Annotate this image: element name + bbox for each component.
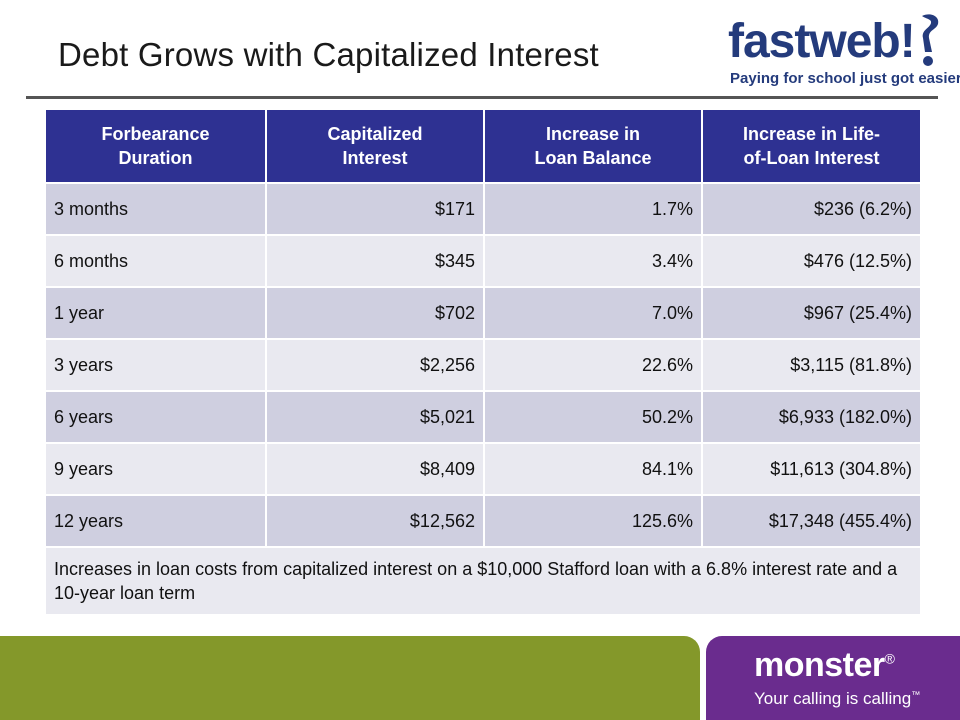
table-row: 3 months $171 1.7% $236 (6.2%) (46, 182, 920, 235)
table-row: 6 months $345 3.4% $476 (12.5%) (46, 234, 920, 287)
monster-logo-mark: ® (884, 650, 895, 667)
table-cell-interest-increase: $17,348 (455.4%) (702, 494, 920, 547)
table-cell-interest-increase: $476 (12.5%) (702, 234, 920, 287)
table-cell-balance-increase: 22.6% (484, 338, 703, 391)
header-increase-life-of-loan-interest: Increase in Life-of-Loan Interest (702, 110, 920, 183)
table-cell-balance-increase: 1.7% (484, 182, 703, 235)
table-row: 3 years $2,256 22.6% $3,115 (81.8%) (46, 338, 920, 391)
monster-logo-word: monster (754, 646, 885, 684)
table-cell-capitalized-interest: $2,256 (266, 338, 485, 391)
slide-title: Debt Grows with Capitalized Interest (58, 36, 599, 73)
table-cell-interest-increase: $967 (25.4%) (702, 286, 920, 339)
monster-tagline-tm: ™ (911, 689, 921, 700)
fastweb-logo: fastweb! Paying for school just got easi… (728, 10, 960, 90)
table-cell-duration: 1 year (46, 286, 267, 339)
monster-logo: monster® (754, 646, 895, 685)
table-row: 6 years $5,021 50.2% $6,933 (182.0%) (46, 390, 920, 443)
table-row: 9 years $8,409 84.1% $11,613 (304.8%) (46, 442, 920, 495)
table-cell-balance-increase: 3.4% (484, 234, 703, 287)
table-cell-duration: 3 years (46, 338, 267, 391)
table-footnote-row: Increases in loan costs from capitalized… (46, 546, 920, 614)
fastweb-mascot-icon (922, 14, 939, 66)
table-header-row: Forbearance Duration Capitalized Interest … (46, 110, 920, 183)
fastweb-tagline: Paying for school just got easier (730, 70, 960, 87)
table-cell-interest-increase: $6,933 (182.0%) (702, 390, 920, 443)
monster-tagline: Your calling is calling™ (754, 689, 920, 709)
table-cell-capitalized-interest: $8,409 (266, 442, 485, 495)
table-row: 1 year $702 7.0% $967 (25.4%) (46, 286, 920, 339)
fastweb-logo-word: fastweb (728, 15, 901, 68)
table-cell-duration: 6 years (46, 390, 267, 443)
monster-tagline-text: Your calling is calling (754, 689, 912, 708)
table-cell-capitalized-interest: $12,562 (266, 494, 485, 547)
table-cell-capitalized-interest: $171 (266, 182, 485, 235)
footer-purple-band (706, 636, 960, 720)
header-capitalized-interest: Capitalized Interest (266, 110, 485, 183)
footer-green-band (0, 636, 700, 720)
table-cell-balance-increase: 84.1% (484, 442, 703, 495)
title-divider (26, 96, 938, 99)
forbearance-interest-table: Forbearance Duration Capitalized Interest … (46, 110, 920, 614)
header-increase-loan-balance: Increase in Loan Balance (484, 110, 703, 183)
table-cell-interest-increase: $3,115 (81.8%) (702, 338, 920, 391)
table-cell-balance-increase: 50.2% (484, 390, 703, 443)
table-row: 12 years $12,562 125.6% $17,348 (455.4%) (46, 494, 920, 547)
table-cell-capitalized-interest: $345 (266, 234, 485, 287)
table-cell-duration: 12 years (46, 494, 267, 547)
table-cell-balance-increase: 125.6% (484, 494, 703, 547)
table-cell-interest-increase: $236 (6.2%) (702, 182, 920, 235)
table-cell-capitalized-interest: $702 (266, 286, 485, 339)
fastweb-logo-mark: ! (899, 15, 916, 68)
table-footnote: Increases in loan costs from capitalized… (46, 546, 920, 614)
table-cell-balance-increase: 7.0% (484, 286, 703, 339)
header-forbearance-duration: Forbearance Duration (46, 110, 267, 183)
table-cell-duration: 3 months (46, 182, 267, 235)
table-cell-interest-increase: $11,613 (304.8%) (702, 442, 920, 495)
table-cell-capitalized-interest: $5,021 (266, 390, 485, 443)
table-cell-duration: 9 years (46, 442, 267, 495)
table-cell-duration: 6 months (46, 234, 267, 287)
****************************************
- **Brief**
Please extract every line of the data above word for word, omitting the pictures.

- **Exercise response**
Annotate this image: element name + bbox for each component.
table-row: 3 months $171 1.7% $236 (6.2%) (46, 182, 920, 235)
table-row: 6 months $345 3.4% $476 (12.5%) (46, 234, 920, 287)
monster-logo-mark: ® (884, 650, 895, 667)
table-cell-interest-increase: $17,348 (455.4%) (702, 494, 920, 547)
table-cell-interest-increase: $476 (12.5%) (702, 234, 920, 287)
table-cell-balance-increase: 22.6% (484, 338, 703, 391)
header-increase-life-of-loan-interest: Increase in Life-of-Loan Interest (702, 110, 920, 183)
table-cell-balance-increase: 1.7% (484, 182, 703, 235)
table-row: 3 years $2,256 22.6% $3,115 (81.8%) (46, 338, 920, 391)
monster-logo-word: monster (754, 646, 885, 684)
table-cell-capitalized-interest: $2,256 (266, 338, 485, 391)
slide-title: Debt Grows with Capitalized Interest (58, 36, 599, 73)
table-cell-interest-increase: $967 (25.4%) (702, 286, 920, 339)
monster-tagline-tm: ™ (911, 689, 921, 700)
fastweb-logo: fastweb! Paying for school just got easi… (728, 10, 960, 90)
table-cell-duration: 1 year (46, 286, 267, 339)
monster-logo: monster® (754, 646, 895, 685)
table-row: 6 years $5,021 50.2% $6,933 (182.0%) (46, 390, 920, 443)
table-row: 9 years $8,409 84.1% $11,613 (304.8%) (46, 442, 920, 495)
table-cell-balance-increase: 3.4% (484, 234, 703, 287)
table-cell-duration: 3 years (46, 338, 267, 391)
table-footnote-row: Increases in loan costs from capitalized… (46, 546, 920, 614)
fastweb-mascot-icon (922, 14, 939, 66)
table-header-row: Forbearance Duration Capitalized Interest … (46, 110, 920, 183)
fastweb-tagline: Paying for school just got easier (730, 70, 960, 87)
table-cell-interest-increase: $6,933 (182.0%) (702, 390, 920, 443)
monster-tagline: Your calling is calling™ (754, 689, 920, 709)
table-cell-capitalized-interest: $8,409 (266, 442, 485, 495)
table-row: 1 year $702 7.0% $967 (25.4%) (46, 286, 920, 339)
fastweb-logo-word: fastweb (728, 15, 901, 68)
table-cell-duration: 6 years (46, 390, 267, 443)
monster-tagline-text: Your calling is calling (754, 689, 912, 708)
table-cell-capitalized-interest: $12,562 (266, 494, 485, 547)
table-cell-capitalized-interest: $171 (266, 182, 485, 235)
footer-purple-band (706, 636, 960, 720)
header-capitalized-interest: Capitalized Interest (266, 110, 485, 183)
footer-green-band (0, 636, 700, 720)
table-cell-balance-increase: 84.1% (484, 442, 703, 495)
title-divider (26, 96, 938, 99)
forbearance-interest-table: Forbearance Duration Capitalized Interest … (46, 110, 920, 614)
header-increase-loan-balance: Increase in Loan Balance (484, 110, 703, 183)
table-cell-interest-increase: $3,115 (81.8%) (702, 338, 920, 391)
table-cell-balance-increase: 50.2% (484, 390, 703, 443)
table-row: 12 years $12,562 125.6% $17,348 (455.4%) (46, 494, 920, 547)
table-cell-capitalized-interest: $345 (266, 234, 485, 287)
table-cell-duration: 12 years (46, 494, 267, 547)
table-cell-balance-increase: 125.6% (484, 494, 703, 547)
table-cell-interest-increase: $236 (6.2%) (702, 182, 920, 235)
table-cell-capitalized-interest: $702 (266, 286, 485, 339)
fastweb-logo-mark: ! (899, 15, 916, 68)
table-footnote: Increases in loan costs from capitalized… (46, 546, 920, 614)
table-cell-balance-increase: 7.0% (484, 286, 703, 339)
header-forbearance-duration: Forbearance Duration (46, 110, 267, 183)
table-cell-duration: 3 months (46, 182, 267, 235)
table-cell-interest-increase: $11,613 (304.8%) (702, 442, 920, 495)
table-cell-capitalized-interest: $5,021 (266, 390, 485, 443)
table-cell-duration: 9 years (46, 442, 267, 495)
table-cell-duration: 6 months (46, 234, 267, 287)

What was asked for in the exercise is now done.